WHAT YOU ARE ASKED TO DO: Please output the records below in full, exactly as given, but without the images.

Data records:

* * *

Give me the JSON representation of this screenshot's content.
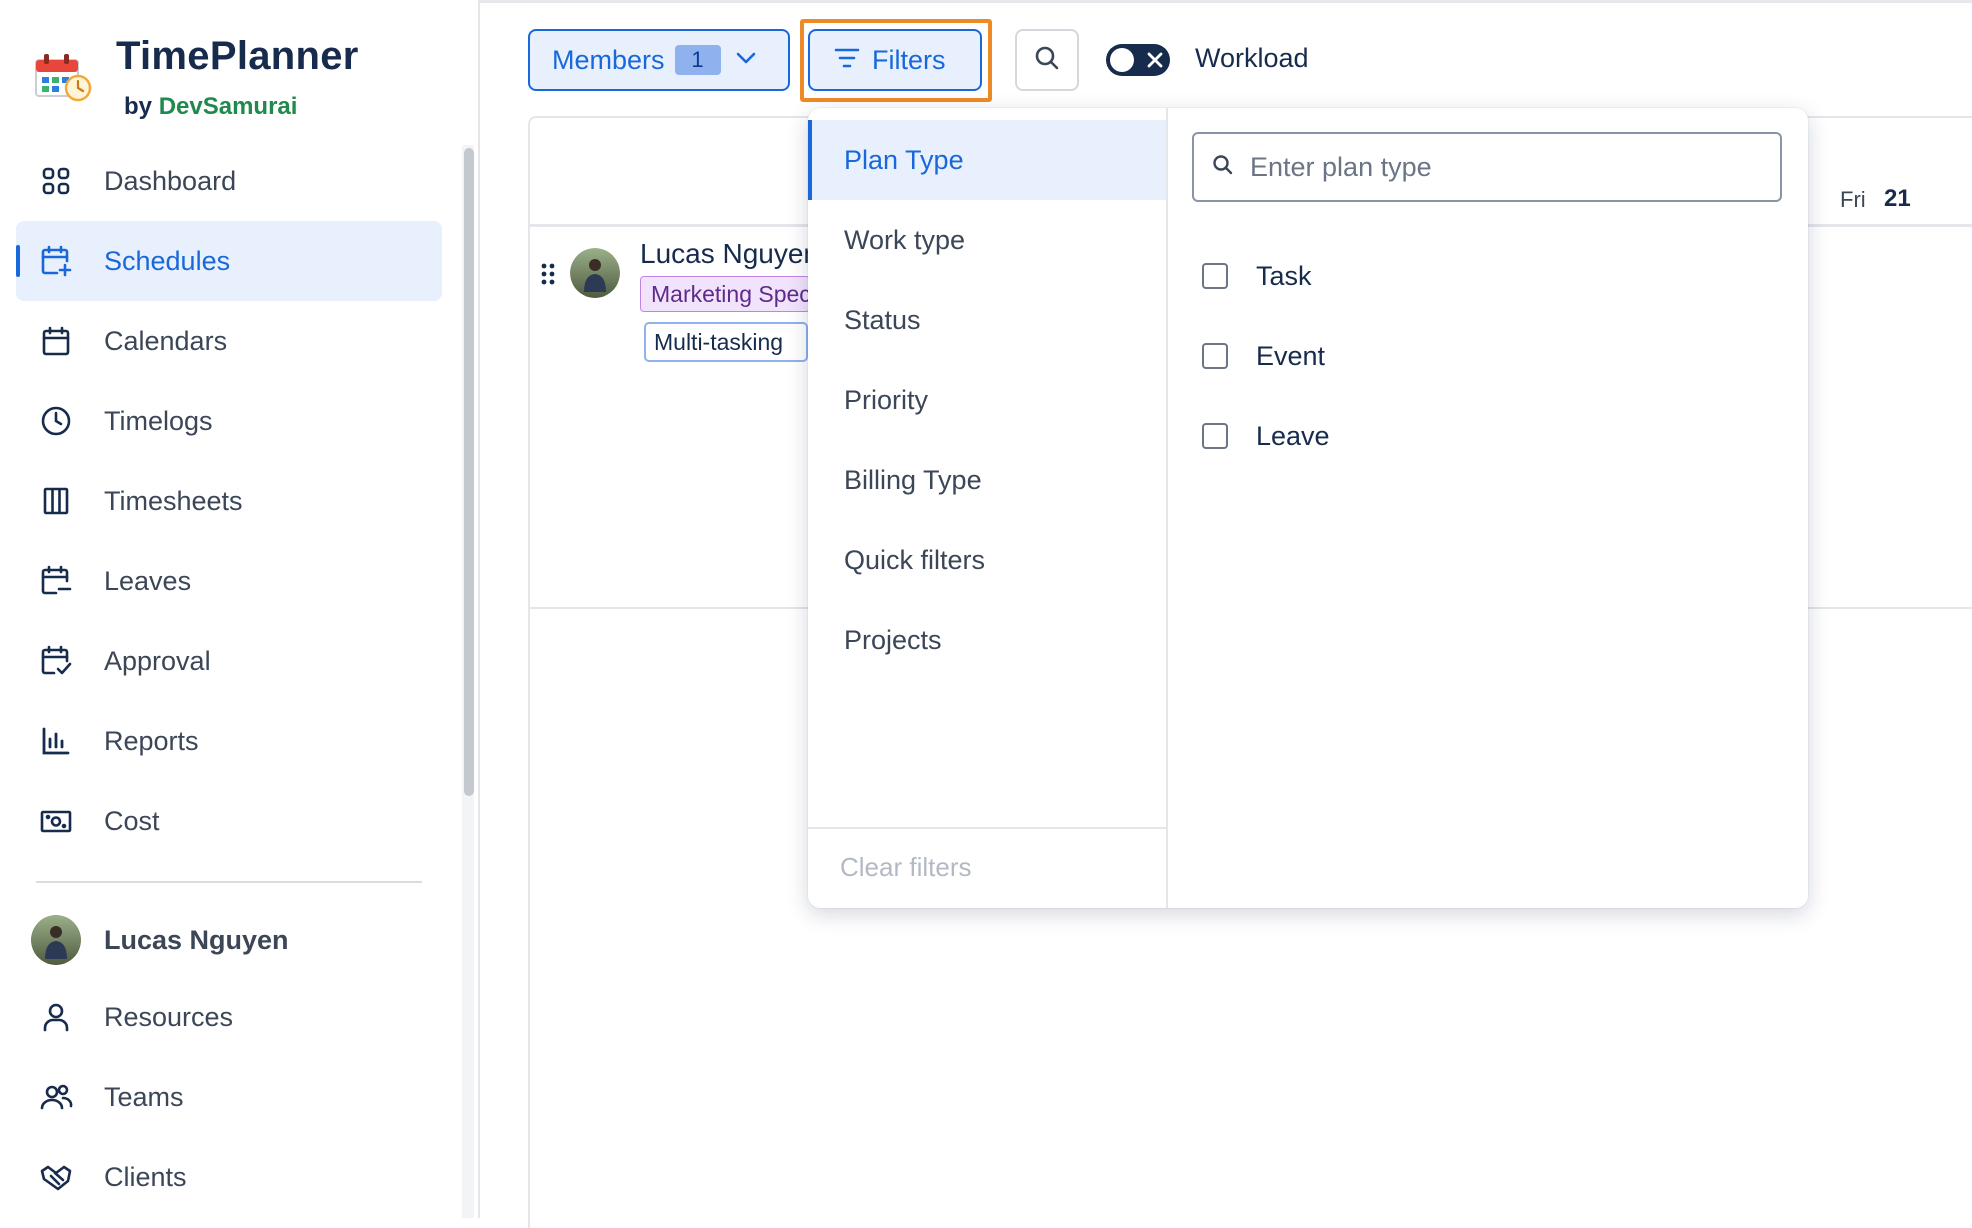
{
  "app": {
    "title": "TimePlanner",
    "by_prefix": "by",
    "brand": "DevSamurai"
  },
  "sidebar": {
    "items": [
      {
        "label": "Dashboard",
        "icon": "dashboard-icon"
      },
      {
        "label": "Schedules",
        "icon": "calendar-plus-icon",
        "active": true
      },
      {
        "label": "Calendars",
        "icon": "calendar-icon"
      },
      {
        "label": "Timelogs",
        "icon": "clock-icon"
      },
      {
        "label": "Timesheets",
        "icon": "columns-icon"
      },
      {
        "label": "Leaves",
        "icon": "calendar-minus-icon"
      },
      {
        "label": "Approval",
        "icon": "calendar-check-icon"
      },
      {
        "label": "Reports",
        "icon": "bar-chart-icon"
      },
      {
        "label": "Cost",
        "icon": "money-icon"
      }
    ],
    "user": {
      "name": "Lucas Nguyen"
    },
    "bottom_items": [
      {
        "label": "Resources",
        "icon": "person-icon"
      },
      {
        "label": "Teams",
        "icon": "team-icon"
      },
      {
        "label": "Clients",
        "icon": "handshake-icon"
      }
    ]
  },
  "toolbar": {
    "members_label": "Members",
    "members_count": "1",
    "filters_label": "Filters",
    "workload_label": "Workload",
    "workload_enabled": false
  },
  "schedule": {
    "day_label": "Fri",
    "day_number": "21",
    "member": {
      "name": "Lucas Nguyen",
      "role_tag": "Marketing Specialist",
      "skill_tag": "Multi-tasking"
    }
  },
  "filters_dropdown": {
    "categories": [
      {
        "label": "Plan Type",
        "active": true
      },
      {
        "label": "Work type"
      },
      {
        "label": "Status"
      },
      {
        "label": "Priority"
      },
      {
        "label": "Billing Type"
      },
      {
        "label": "Quick filters"
      },
      {
        "label": "Projects"
      }
    ],
    "clear_label": "Clear filters",
    "search_placeholder": "Enter plan type",
    "options": [
      {
        "label": "Task",
        "checked": false
      },
      {
        "label": "Event",
        "checked": false
      },
      {
        "label": "Leave",
        "checked": false
      }
    ]
  },
  "colors": {
    "accent": "#1868db",
    "accent_bg": "#e9f0fd",
    "highlight": "#ee8a26",
    "brand_green": "#1f8a4c"
  }
}
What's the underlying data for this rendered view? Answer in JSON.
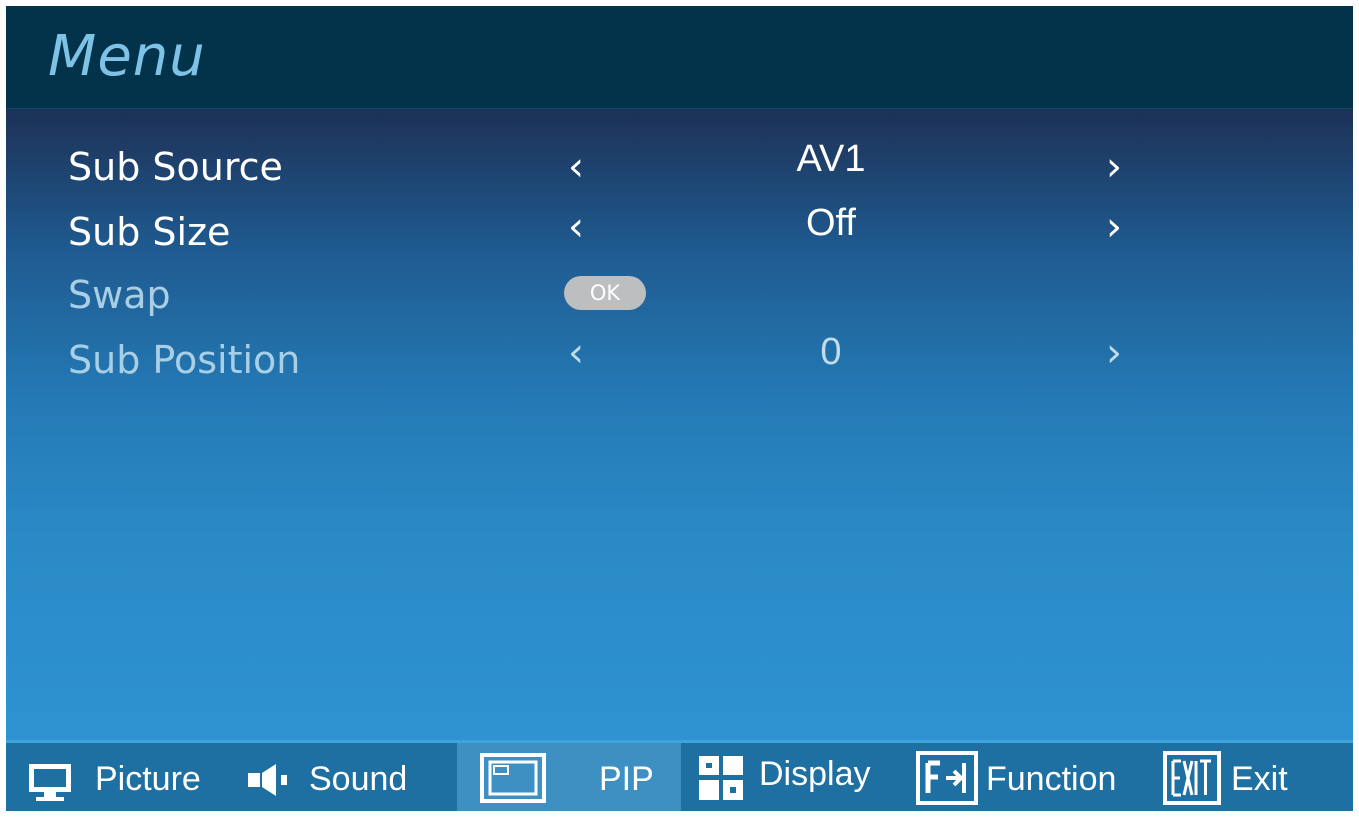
{
  "header": {
    "title": "Menu"
  },
  "rows": [
    {
      "label": "Sub Source",
      "value": "AV1",
      "enabled": true
    },
    {
      "label": "Sub Size",
      "value": "Off",
      "enabled": true
    },
    {
      "label": "Swap",
      "button_label": "OK",
      "enabled": false
    },
    {
      "label": "Sub Position",
      "value": "0",
      "enabled": false
    }
  ],
  "arrows": {
    "left": "‹",
    "right": "›"
  },
  "nav": {
    "active": "PIP",
    "items": [
      {
        "label": "Picture",
        "icon": "monitor-icon"
      },
      {
        "label": "Sound",
        "icon": "speaker-icon"
      },
      {
        "label": "PIP",
        "icon": "pip-window-icon"
      },
      {
        "label": "Display",
        "icon": "grid-display-icon"
      },
      {
        "label": "Function",
        "icon": "function-icon"
      },
      {
        "label": "Exit",
        "icon": "exit-icon"
      }
    ]
  },
  "colors": {
    "title_bar": "#02334a",
    "title_text": "#7ec3e6",
    "nav_bar": "#1e6fa2",
    "nav_active": "#3e90c3",
    "ok_button": "#bdbec0"
  }
}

* * *

RESPONSE:
Give me the JSON representation of this screenshot's content.
{
  "app": {
    "title": "TimePlanner",
    "by_prefix": "by",
    "brand": "DevSamurai"
  },
  "sidebar": {
    "items": [
      {
        "label": "Dashboard",
        "icon": "dashboard-icon"
      },
      {
        "label": "Schedules",
        "icon": "calendar-plus-icon",
        "active": true
      },
      {
        "label": "Calendars",
        "icon": "calendar-icon"
      },
      {
        "label": "Timelogs",
        "icon": "clock-icon"
      },
      {
        "label": "Timesheets",
        "icon": "columns-icon"
      },
      {
        "label": "Leaves",
        "icon": "calendar-minus-icon"
      },
      {
        "label": "Approval",
        "icon": "calendar-check-icon"
      },
      {
        "label": "Reports",
        "icon": "bar-chart-icon"
      },
      {
        "label": "Cost",
        "icon": "money-icon"
      }
    ],
    "user": {
      "name": "Lucas Nguyen"
    },
    "bottom_items": [
      {
        "label": "Resources",
        "icon": "person-icon"
      },
      {
        "label": "Teams",
        "icon": "team-icon"
      },
      {
        "label": "Clients",
        "icon": "handshake-icon"
      }
    ]
  },
  "toolbar": {
    "members_label": "Members",
    "members_count": "1",
    "filters_label": "Filters",
    "workload_label": "Workload",
    "workload_enabled": false
  },
  "schedule": {
    "day_label": "Fri",
    "day_number": "21",
    "member": {
      "name": "Lucas Nguyen",
      "role_tag": "Marketing Specialist",
      "skill_tag": "Multi-tasking"
    }
  },
  "filters_dropdown": {
    "categories": [
      {
        "label": "Plan Type",
        "active": true
      },
      {
        "label": "Work type"
      },
      {
        "label": "Status"
      },
      {
        "label": "Priority"
      },
      {
        "label": "Billing Type"
      },
      {
        "label": "Quick filters"
      },
      {
        "label": "Projects"
      }
    ],
    "clear_label": "Clear filters",
    "search_placeholder": "Enter plan type",
    "options": [
      {
        "label": "Task",
        "checked": false
      },
      {
        "label": "Event",
        "checked": false
      },
      {
        "label": "Leave",
        "checked": false
      }
    ]
  },
  "colors": {
    "accent": "#1868db",
    "accent_bg": "#e9f0fd",
    "highlight": "#ee8a26",
    "brand_green": "#1f8a4c"
  }
}
What's the underlying data for this rendered view? Answer in JSON.
{
  "header": {
    "title": "Menu"
  },
  "rows": [
    {
      "label": "Sub Source",
      "value": "AV1",
      "enabled": true
    },
    {
      "label": "Sub Size",
      "value": "Off",
      "enabled": true
    },
    {
      "label": "Swap",
      "button_label": "OK",
      "enabled": false
    },
    {
      "label": "Sub Position",
      "value": "0",
      "enabled": false
    }
  ],
  "arrows": {
    "left": "‹",
    "right": "›"
  },
  "nav": {
    "active": "PIP",
    "items": [
      {
        "label": "Picture",
        "icon": "monitor-icon"
      },
      {
        "label": "Sound",
        "icon": "speaker-icon"
      },
      {
        "label": "PIP",
        "icon": "pip-window-icon"
      },
      {
        "label": "Display",
        "icon": "grid-display-icon"
      },
      {
        "label": "Function",
        "icon": "function-icon"
      },
      {
        "label": "Exit",
        "icon": "exit-icon"
      }
    ]
  },
  "colors": {
    "title_bar": "#02334a",
    "title_text": "#7ec3e6",
    "nav_bar": "#1e6fa2",
    "nav_active": "#3e90c3",
    "ok_button": "#bdbec0"
  }
}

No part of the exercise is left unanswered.